● Direction:
Reproduce all of the data exactly.

** START OF Available data **

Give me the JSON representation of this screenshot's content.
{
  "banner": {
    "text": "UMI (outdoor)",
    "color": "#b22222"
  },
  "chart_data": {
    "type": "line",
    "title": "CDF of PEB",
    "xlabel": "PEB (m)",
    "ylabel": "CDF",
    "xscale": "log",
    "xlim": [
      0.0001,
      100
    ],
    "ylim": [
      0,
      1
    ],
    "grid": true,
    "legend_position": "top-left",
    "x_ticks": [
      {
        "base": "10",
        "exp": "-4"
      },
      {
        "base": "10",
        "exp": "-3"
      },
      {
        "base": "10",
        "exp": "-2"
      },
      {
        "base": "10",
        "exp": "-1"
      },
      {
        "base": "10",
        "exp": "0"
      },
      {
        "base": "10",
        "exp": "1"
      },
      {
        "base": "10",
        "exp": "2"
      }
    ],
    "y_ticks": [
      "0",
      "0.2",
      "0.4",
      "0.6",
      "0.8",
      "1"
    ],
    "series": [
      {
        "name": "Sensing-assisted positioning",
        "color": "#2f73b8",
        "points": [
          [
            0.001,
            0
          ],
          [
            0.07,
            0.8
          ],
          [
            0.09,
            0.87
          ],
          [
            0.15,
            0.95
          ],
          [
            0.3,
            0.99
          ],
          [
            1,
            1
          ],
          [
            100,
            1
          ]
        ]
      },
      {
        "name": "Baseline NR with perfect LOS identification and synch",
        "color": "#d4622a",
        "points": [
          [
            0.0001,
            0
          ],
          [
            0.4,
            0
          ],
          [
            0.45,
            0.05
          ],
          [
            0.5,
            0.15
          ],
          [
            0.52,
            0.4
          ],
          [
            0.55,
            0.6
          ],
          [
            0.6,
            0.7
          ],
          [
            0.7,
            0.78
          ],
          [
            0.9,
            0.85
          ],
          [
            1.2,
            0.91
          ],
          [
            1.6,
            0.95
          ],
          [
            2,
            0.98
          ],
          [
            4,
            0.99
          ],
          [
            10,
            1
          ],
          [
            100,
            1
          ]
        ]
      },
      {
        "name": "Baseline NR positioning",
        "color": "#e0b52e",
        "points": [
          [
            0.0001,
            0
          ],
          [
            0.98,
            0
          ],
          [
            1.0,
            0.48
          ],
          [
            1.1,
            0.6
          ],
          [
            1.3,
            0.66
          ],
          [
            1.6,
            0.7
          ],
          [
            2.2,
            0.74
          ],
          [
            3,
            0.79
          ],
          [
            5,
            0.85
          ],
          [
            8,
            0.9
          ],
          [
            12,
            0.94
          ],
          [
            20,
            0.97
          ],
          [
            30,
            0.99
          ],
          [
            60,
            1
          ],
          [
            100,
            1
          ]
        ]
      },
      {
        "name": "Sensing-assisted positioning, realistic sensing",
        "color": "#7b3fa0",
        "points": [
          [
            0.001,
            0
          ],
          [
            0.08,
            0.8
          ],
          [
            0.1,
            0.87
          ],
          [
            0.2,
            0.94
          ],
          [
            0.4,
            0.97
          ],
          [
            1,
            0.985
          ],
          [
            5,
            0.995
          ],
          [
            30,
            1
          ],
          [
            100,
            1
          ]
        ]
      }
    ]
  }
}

** END OF Available data **

● Result for this exercise:
Give me the JSON representation of this screenshot's content.
{
  "banner": {
    "text": "UMI (outdoor)",
    "color": "#b22222"
  },
  "chart_data": {
    "type": "line",
    "title": "CDF of PEB",
    "xlabel": "PEB (m)",
    "ylabel": "CDF",
    "xscale": "log",
    "xlim": [
      0.0001,
      100
    ],
    "ylim": [
      0,
      1
    ],
    "grid": true,
    "legend_position": "top-left",
    "x_ticks": [
      {
        "base": "10",
        "exp": "-4"
      },
      {
        "base": "10",
        "exp": "-3"
      },
      {
        "base": "10",
        "exp": "-2"
      },
      {
        "base": "10",
        "exp": "-1"
      },
      {
        "base": "10",
        "exp": "0"
      },
      {
        "base": "10",
        "exp": "1"
      },
      {
        "base": "10",
        "exp": "2"
      }
    ],
    "y_ticks": [
      "0",
      "0.2",
      "0.4",
      "0.6",
      "0.8",
      "1"
    ],
    "series": [
      {
        "name": "Sensing-assisted positioning",
        "color": "#2f73b8",
        "points": [
          [
            0.001,
            0
          ],
          [
            0.07,
            0.8
          ],
          [
            0.09,
            0.87
          ],
          [
            0.15,
            0.95
          ],
          [
            0.3,
            0.99
          ],
          [
            1,
            1
          ],
          [
            100,
            1
          ]
        ]
      },
      {
        "name": "Baseline NR with perfect LOS identification and synch",
        "color": "#d4622a",
        "points": [
          [
            0.0001,
            0
          ],
          [
            0.4,
            0
          ],
          [
            0.45,
            0.05
          ],
          [
            0.5,
            0.15
          ],
          [
            0.52,
            0.4
          ],
          [
            0.55,
            0.6
          ],
          [
            0.6,
            0.7
          ],
          [
            0.7,
            0.78
          ],
          [
            0.9,
            0.85
          ],
          [
            1.2,
            0.91
          ],
          [
            1.6,
            0.95
          ],
          [
            2,
            0.98
          ],
          [
            4,
            0.99
          ],
          [
            10,
            1
          ],
          [
            100,
            1
          ]
        ]
      },
      {
        "name": "Baseline NR positioning",
        "color": "#e0b52e",
        "points": [
          [
            0.0001,
            0
          ],
          [
            0.98,
            0
          ],
          [
            1.0,
            0.48
          ],
          [
            1.1,
            0.6
          ],
          [
            1.3,
            0.66
          ],
          [
            1.6,
            0.7
          ],
          [
            2.2,
            0.74
          ],
          [
            3,
            0.79
          ],
          [
            5,
            0.85
          ],
          [
            8,
            0.9
          ],
          [
            12,
            0.94
          ],
          [
            20,
            0.97
          ],
          [
            30,
            0.99
          ],
          [
            60,
            1
          ],
          [
            100,
            1
          ]
        ]
      },
      {
        "name": "Sensing-assisted positioning, realistic sensing",
        "color": "#7b3fa0",
        "points": [
          [
            0.001,
            0
          ],
          [
            0.08,
            0.8
          ],
          [
            0.1,
            0.87
          ],
          [
            0.2,
            0.94
          ],
          [
            0.4,
            0.97
          ],
          [
            1,
            0.985
          ],
          [
            5,
            0.995
          ],
          [
            30,
            1
          ],
          [
            100,
            1
          ]
        ]
      }
    ]
  }
}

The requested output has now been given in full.